Start of Information given

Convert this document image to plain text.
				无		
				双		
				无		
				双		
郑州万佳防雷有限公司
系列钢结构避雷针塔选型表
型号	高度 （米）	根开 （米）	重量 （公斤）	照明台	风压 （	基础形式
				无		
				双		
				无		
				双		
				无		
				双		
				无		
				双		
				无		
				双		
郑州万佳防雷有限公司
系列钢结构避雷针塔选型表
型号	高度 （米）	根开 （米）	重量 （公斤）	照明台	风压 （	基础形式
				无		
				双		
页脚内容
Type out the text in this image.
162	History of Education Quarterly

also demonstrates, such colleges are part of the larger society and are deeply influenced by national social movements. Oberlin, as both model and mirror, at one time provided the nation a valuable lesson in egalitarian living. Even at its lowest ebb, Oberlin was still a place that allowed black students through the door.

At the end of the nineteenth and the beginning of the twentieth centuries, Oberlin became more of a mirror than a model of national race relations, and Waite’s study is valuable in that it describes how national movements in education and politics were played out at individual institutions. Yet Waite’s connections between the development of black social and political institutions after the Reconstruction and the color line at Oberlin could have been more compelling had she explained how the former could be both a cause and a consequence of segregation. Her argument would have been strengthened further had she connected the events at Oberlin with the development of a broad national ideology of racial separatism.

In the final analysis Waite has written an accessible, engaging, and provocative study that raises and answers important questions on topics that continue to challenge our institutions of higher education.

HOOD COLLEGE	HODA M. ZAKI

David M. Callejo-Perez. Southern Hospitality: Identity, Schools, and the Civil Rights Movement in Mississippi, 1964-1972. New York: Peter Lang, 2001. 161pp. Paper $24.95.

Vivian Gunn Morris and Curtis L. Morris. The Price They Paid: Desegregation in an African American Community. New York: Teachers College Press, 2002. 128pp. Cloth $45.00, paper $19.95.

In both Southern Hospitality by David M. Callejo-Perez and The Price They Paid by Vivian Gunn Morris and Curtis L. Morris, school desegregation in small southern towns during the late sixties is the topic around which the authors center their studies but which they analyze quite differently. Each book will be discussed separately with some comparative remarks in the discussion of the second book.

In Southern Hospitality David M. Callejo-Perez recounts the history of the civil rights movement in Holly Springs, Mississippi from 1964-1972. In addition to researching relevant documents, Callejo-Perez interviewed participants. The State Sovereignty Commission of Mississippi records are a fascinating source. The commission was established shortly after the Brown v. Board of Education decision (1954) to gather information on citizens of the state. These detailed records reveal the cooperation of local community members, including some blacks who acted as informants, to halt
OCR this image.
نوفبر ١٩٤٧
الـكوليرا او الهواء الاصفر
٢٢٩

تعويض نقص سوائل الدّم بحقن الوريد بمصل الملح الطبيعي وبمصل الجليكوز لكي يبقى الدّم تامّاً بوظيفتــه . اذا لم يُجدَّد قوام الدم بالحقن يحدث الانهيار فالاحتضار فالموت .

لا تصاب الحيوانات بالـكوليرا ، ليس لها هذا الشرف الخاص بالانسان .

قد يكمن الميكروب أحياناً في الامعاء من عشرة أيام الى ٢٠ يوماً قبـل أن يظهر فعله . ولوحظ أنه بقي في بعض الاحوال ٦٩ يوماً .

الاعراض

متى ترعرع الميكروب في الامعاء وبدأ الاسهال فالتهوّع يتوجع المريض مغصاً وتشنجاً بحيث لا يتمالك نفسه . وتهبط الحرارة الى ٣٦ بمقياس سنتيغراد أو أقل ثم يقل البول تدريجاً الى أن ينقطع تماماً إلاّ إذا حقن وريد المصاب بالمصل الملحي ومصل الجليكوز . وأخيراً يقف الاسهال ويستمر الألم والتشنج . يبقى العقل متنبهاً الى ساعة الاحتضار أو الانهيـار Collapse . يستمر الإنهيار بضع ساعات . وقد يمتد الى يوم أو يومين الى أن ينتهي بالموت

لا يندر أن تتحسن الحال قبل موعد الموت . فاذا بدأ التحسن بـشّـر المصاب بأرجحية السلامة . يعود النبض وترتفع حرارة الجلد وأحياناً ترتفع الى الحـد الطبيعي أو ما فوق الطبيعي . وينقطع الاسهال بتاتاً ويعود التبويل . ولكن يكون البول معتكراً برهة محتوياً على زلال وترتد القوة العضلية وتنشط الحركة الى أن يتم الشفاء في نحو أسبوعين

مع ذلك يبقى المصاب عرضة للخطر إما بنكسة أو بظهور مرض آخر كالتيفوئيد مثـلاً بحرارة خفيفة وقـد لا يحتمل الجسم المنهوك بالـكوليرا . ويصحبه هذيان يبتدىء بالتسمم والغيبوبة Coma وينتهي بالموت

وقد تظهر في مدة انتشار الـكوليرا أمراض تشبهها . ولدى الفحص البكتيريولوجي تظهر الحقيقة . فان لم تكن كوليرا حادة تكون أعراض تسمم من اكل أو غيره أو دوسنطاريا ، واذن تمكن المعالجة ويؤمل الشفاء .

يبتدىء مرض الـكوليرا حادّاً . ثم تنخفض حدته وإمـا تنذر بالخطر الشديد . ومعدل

End of Information given

Written task:
Your task is to repeat each line of the material exactly.

Response to this task:
Convert this document image to plain text.
				无		
				双		
				无		
				双		
郑州万佳防雷有限公司
系列钢结构避雷针塔选型表
型号	高度 （米）	根开 （米）	重量 （公斤）	照明台	风压 （	基础形式
				无		
				双		
				无		
				双		
				无		
				双		
				无		
				双		
				无		
				双		
郑州万佳防雷有限公司
系列钢结构避雷针塔选型表
型号	高度 （米）	根开 （米）	重量 （公斤）	照明台	风压 （	基础形式
				无		
				双		
页脚内容
Type out the text in this image.
162	History of Education Quarterly

also demonstrates, such colleges are part of the larger society and are deeply influenced by national social movements. Oberlin, as both model and mirror, at one time provided the nation a valuable lesson in egalitarian living. Even at its lowest ebb, Oberlin was still a place that allowed black students through the door.

At the end of the nineteenth and the beginning of the twentieth centuries, Oberlin became more of a mirror than a model of national race relations, and Waite’s study is valuable in that it describes how national movements in education and politics were played out at individual institutions. Yet Waite’s connections between the development of black social and political institutions after the Reconstruction and the color line at Oberlin could have been more compelling had she explained how the former could be both a cause and a consequence of segregation. Her argument would have been strengthened further had she connected the events at Oberlin with the development of a broad national ideology of racial separatism.

In the final analysis Waite has written an accessible, engaging, and provocative study that raises and answers important questions on topics that continue to challenge our institutions of higher education.

HOOD COLLEGE	HODA M. ZAKI

David M. Callejo-Perez. Southern Hospitality: Identity, Schools, and the Civil Rights Movement in Mississippi, 1964-1972. New York: Peter Lang, 2001. 161pp. Paper $24.95.

Vivian Gunn Morris and Curtis L. Morris. The Price They Paid: Desegregation in an African American Community. New York: Teachers College Press, 2002. 128pp. Cloth $45.00, paper $19.95.

In both Southern Hospitality by David M. Callejo-Perez and The Price They Paid by Vivian Gunn Morris and Curtis L. Morris, school desegregation in small southern towns during the late sixties is the topic around which the authors center their studies but which they analyze quite differently. Each book will be discussed separately with some comparative remarks in the discussion of the second book.

In Southern Hospitality David M. Callejo-Perez recounts the history of the civil rights movement in Holly Springs, Mississippi from 1964-1972. In addition to researching relevant documents, Callejo-Perez interviewed participants. The State Sovereignty Commission of Mississippi records are a fascinating source. The commission was established shortly after the Brown v. Board of Education decision (1954) to gather information on citizens of the state. These detailed records reveal the cooperation of local community members, including some blacks who acted as informants, to halt
OCR this image.
نوفبر ١٩٤٧
الـكوليرا او الهواء الاصفر
٢٢٩

تعويض نقص سوائل الدّم بحقن الوريد بمصل الملح الطبيعي وبمصل الجليكوز لكي يبقى الدّم تامّاً بوظيفتــه . اذا لم يُجدَّد قوام الدم بالحقن يحدث الانهيار فالاحتضار فالموت .

لا تصاب الحيوانات بالـكوليرا ، ليس لها هذا الشرف الخاص بالانسان .

قد يكمن الميكروب أحياناً في الامعاء من عشرة أيام الى ٢٠ يوماً قبـل أن يظهر فعله . ولوحظ أنه بقي في بعض الاحوال ٦٩ يوماً .

الاعراض

متى ترعرع الميكروب في الامعاء وبدأ الاسهال فالتهوّع يتوجع المريض مغصاً وتشنجاً بحيث لا يتمالك نفسه . وتهبط الحرارة الى ٣٦ بمقياس سنتيغراد أو أقل ثم يقل البول تدريجاً الى أن ينقطع تماماً إلاّ إذا حقن وريد المصاب بالمصل الملحي ومصل الجليكوز . وأخيراً يقف الاسهال ويستمر الألم والتشنج . يبقى العقل متنبهاً الى ساعة الاحتضار أو الانهيـار Collapse . يستمر الإنهيار بضع ساعات . وقد يمتد الى يوم أو يومين الى أن ينتهي بالموت

لا يندر أن تتحسن الحال قبل موعد الموت . فاذا بدأ التحسن بـشّـر المصاب بأرجحية السلامة . يعود النبض وترتفع حرارة الجلد وأحياناً ترتفع الى الحـد الطبيعي أو ما فوق الطبيعي . وينقطع الاسهال بتاتاً ويعود التبويل . ولكن يكون البول معتكراً برهة محتوياً على زلال وترتد القوة العضلية وتنشط الحركة الى أن يتم الشفاء في نحو أسبوعين

مع ذلك يبقى المصاب عرضة للخطر إما بنكسة أو بظهور مرض آخر كالتيفوئيد مثـلاً بحرارة خفيفة وقـد لا يحتمل الجسم المنهوك بالـكوليرا . ويصحبه هذيان يبتدىء بالتسمم والغيبوبة Coma وينتهي بالموت

وقد تظهر في مدة انتشار الـكوليرا أمراض تشبهها . ولدى الفحص البكتيريولوجي تظهر الحقيقة . فان لم تكن كوليرا حادة تكون أعراض تسمم من اكل أو غيره أو دوسنطاريا ، واذن تمكن المعالجة ويؤمل الشفاء .

يبتدىء مرض الـكوليرا حادّاً . ثم تنخفض حدته وإمـا تنذر بالخطر الشديد . ومعدل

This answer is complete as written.